(Stored entries)

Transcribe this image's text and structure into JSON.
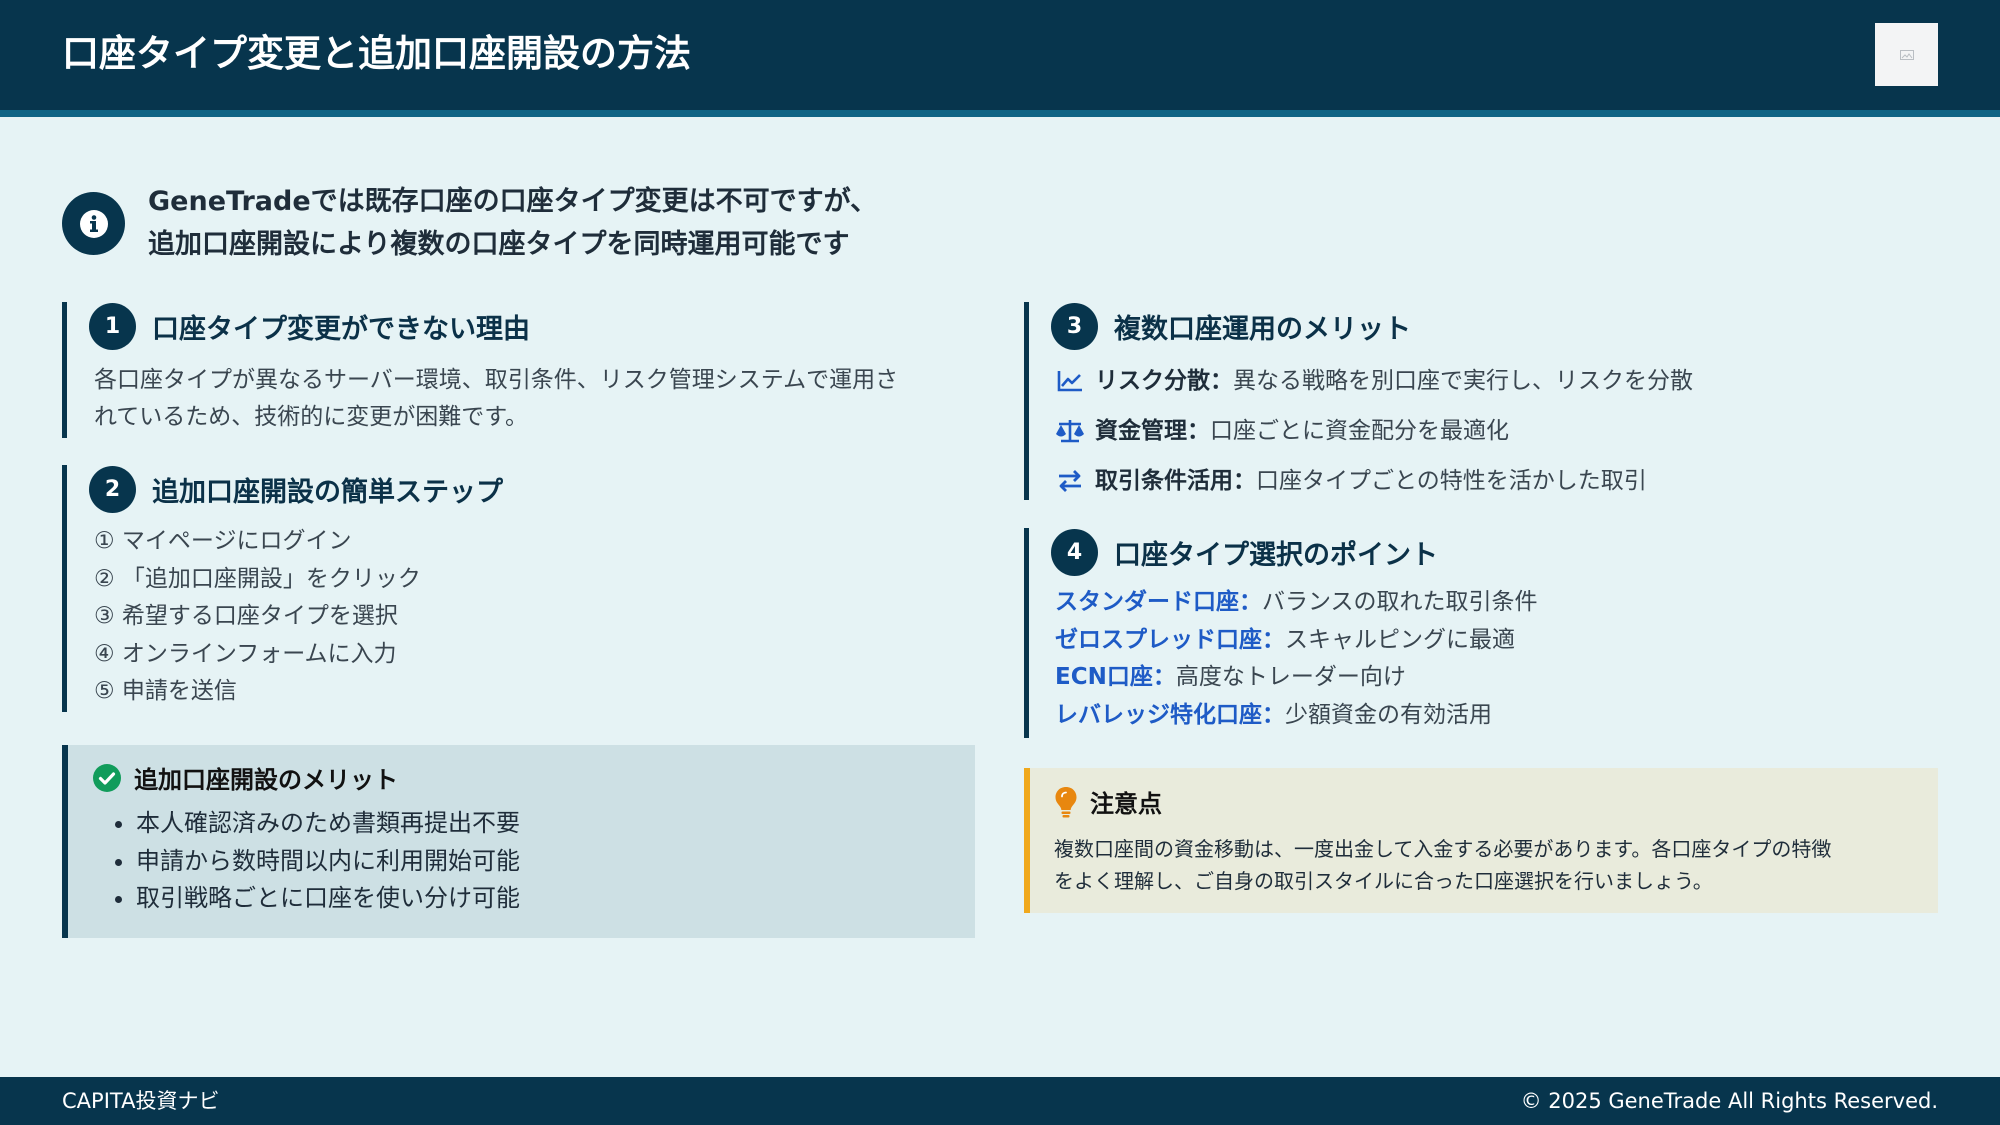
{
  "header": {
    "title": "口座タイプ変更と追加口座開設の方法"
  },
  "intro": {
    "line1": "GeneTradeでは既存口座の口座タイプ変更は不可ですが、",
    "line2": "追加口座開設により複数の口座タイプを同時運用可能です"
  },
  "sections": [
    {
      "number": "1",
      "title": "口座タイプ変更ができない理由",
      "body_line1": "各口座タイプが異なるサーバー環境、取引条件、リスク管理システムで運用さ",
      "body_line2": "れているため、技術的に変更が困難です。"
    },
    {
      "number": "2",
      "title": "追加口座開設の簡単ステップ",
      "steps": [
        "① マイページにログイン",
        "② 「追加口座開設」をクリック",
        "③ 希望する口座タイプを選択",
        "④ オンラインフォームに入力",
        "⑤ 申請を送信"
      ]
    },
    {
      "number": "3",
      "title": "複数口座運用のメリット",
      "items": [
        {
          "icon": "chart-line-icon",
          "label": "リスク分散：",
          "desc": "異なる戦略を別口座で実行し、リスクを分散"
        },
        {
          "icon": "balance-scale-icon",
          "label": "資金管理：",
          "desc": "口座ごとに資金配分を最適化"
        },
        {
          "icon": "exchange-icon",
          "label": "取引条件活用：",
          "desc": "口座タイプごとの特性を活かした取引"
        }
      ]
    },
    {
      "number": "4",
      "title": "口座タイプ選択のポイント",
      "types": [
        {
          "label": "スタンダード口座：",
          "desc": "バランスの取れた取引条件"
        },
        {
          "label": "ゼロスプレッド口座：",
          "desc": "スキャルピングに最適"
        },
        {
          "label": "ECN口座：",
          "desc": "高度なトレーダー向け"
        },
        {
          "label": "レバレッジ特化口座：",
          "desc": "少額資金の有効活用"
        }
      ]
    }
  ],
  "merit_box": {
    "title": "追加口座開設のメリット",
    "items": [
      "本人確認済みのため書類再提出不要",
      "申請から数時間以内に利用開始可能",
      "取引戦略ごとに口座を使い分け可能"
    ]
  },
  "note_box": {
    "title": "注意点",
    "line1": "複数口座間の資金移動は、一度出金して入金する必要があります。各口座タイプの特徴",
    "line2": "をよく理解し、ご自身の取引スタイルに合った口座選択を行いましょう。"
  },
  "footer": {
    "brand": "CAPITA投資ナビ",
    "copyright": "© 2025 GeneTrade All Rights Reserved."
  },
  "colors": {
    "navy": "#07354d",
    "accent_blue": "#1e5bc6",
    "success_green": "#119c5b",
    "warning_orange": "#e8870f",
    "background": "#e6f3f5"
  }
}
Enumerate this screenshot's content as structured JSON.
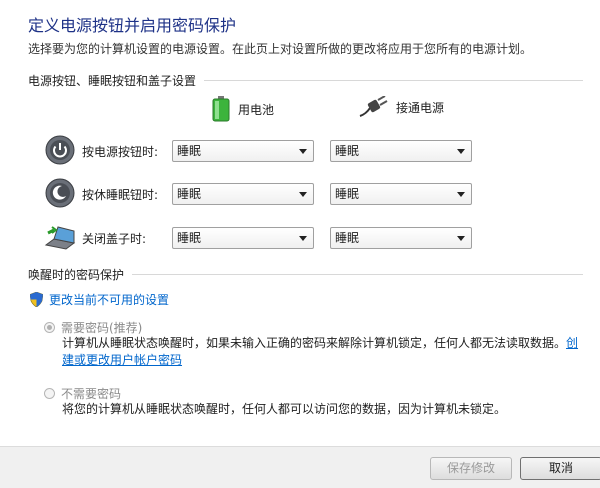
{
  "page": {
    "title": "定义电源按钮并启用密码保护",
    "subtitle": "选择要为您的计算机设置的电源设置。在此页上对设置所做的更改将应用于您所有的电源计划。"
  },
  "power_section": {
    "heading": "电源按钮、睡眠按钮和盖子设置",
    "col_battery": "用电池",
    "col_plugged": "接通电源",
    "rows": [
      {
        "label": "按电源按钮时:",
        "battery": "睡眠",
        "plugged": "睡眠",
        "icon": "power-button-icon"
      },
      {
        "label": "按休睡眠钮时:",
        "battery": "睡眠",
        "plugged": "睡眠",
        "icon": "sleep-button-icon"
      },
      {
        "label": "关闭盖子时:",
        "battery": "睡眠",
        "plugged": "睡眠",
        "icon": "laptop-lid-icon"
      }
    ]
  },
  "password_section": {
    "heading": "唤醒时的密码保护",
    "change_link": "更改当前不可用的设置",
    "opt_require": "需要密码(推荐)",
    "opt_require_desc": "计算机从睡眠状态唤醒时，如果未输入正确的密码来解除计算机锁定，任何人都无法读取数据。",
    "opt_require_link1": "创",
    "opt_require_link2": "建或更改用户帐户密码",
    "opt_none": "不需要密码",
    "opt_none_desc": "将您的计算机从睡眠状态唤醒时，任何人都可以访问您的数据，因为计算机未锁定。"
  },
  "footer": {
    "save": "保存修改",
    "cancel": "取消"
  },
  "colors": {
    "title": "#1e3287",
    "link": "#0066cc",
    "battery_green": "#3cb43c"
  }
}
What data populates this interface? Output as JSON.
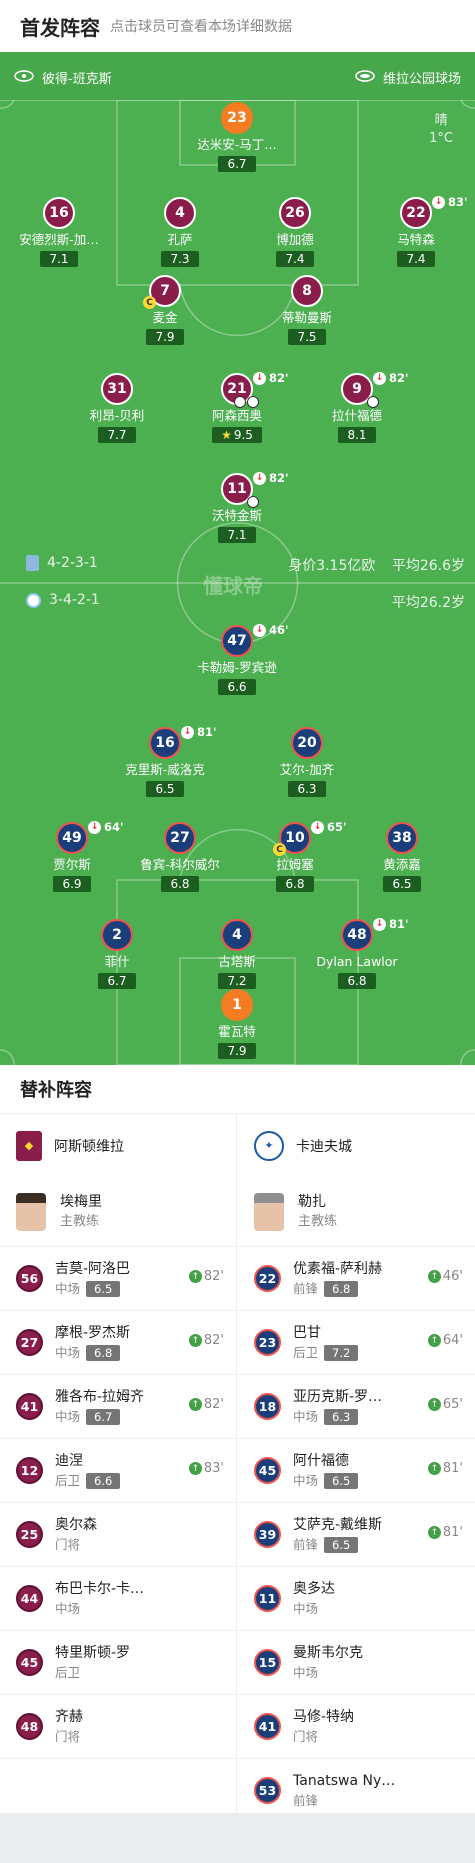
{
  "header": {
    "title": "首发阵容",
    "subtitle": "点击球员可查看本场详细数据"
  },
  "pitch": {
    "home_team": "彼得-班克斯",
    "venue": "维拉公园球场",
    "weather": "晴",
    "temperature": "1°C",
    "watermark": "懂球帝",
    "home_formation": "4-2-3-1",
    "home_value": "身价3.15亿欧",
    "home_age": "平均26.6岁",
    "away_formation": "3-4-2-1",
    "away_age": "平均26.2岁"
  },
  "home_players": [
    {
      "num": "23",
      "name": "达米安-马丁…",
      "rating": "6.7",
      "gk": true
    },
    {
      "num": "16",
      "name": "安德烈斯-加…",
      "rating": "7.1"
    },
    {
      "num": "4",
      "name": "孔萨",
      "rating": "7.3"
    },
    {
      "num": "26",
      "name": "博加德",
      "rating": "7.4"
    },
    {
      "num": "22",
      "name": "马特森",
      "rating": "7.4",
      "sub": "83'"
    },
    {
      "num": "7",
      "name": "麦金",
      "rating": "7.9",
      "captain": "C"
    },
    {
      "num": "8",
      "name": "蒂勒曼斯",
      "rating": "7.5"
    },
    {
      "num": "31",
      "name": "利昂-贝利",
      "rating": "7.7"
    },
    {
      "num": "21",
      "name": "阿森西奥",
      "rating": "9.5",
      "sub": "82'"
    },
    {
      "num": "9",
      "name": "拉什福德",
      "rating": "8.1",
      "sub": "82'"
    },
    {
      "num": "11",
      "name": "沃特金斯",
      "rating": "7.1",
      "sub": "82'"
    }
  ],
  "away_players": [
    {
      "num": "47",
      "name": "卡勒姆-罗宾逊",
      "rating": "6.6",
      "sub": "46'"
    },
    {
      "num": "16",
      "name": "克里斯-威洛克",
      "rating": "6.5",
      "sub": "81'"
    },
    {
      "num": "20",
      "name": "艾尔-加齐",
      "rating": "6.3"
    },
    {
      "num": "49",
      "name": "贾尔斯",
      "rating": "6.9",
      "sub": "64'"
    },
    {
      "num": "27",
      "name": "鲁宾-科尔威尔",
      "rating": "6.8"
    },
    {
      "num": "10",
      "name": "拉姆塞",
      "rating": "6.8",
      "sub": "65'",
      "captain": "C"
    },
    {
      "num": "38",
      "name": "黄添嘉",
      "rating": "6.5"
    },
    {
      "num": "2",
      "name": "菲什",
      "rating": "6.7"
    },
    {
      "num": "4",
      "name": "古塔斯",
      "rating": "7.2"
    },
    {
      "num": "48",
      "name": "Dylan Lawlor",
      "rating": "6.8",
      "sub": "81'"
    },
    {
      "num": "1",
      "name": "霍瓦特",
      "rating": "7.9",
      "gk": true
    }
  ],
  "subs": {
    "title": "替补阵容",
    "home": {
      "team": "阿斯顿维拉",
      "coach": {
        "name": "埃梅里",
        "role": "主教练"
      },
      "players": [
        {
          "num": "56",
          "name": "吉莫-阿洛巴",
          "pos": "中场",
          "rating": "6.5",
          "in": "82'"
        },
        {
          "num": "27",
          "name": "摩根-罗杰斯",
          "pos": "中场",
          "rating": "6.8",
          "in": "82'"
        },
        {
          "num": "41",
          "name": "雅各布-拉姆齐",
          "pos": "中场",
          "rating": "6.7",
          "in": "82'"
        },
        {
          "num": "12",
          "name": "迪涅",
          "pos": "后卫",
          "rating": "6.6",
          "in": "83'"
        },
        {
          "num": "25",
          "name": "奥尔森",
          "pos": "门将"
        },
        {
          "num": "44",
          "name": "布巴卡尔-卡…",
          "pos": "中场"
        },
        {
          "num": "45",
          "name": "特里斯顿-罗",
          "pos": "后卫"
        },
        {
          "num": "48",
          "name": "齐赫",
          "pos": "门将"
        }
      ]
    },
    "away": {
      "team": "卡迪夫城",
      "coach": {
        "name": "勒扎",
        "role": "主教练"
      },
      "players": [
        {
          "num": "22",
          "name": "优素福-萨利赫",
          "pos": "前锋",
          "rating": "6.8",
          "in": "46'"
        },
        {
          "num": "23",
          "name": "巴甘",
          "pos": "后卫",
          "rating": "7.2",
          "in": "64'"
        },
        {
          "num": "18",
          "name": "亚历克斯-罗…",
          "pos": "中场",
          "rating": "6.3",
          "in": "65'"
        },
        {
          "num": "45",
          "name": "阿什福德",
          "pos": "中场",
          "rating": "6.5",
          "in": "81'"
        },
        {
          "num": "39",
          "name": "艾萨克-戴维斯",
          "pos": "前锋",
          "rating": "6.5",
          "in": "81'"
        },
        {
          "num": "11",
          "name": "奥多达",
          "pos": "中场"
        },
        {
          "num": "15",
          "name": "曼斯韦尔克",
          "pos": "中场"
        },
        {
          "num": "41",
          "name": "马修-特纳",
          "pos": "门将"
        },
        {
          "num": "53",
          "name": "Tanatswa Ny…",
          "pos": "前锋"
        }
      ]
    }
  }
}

* **Goal of the exercise**:
Looking at the entries above, how many lines contain the word "label"? Answer with the number alone.

* **Result for this task**:
10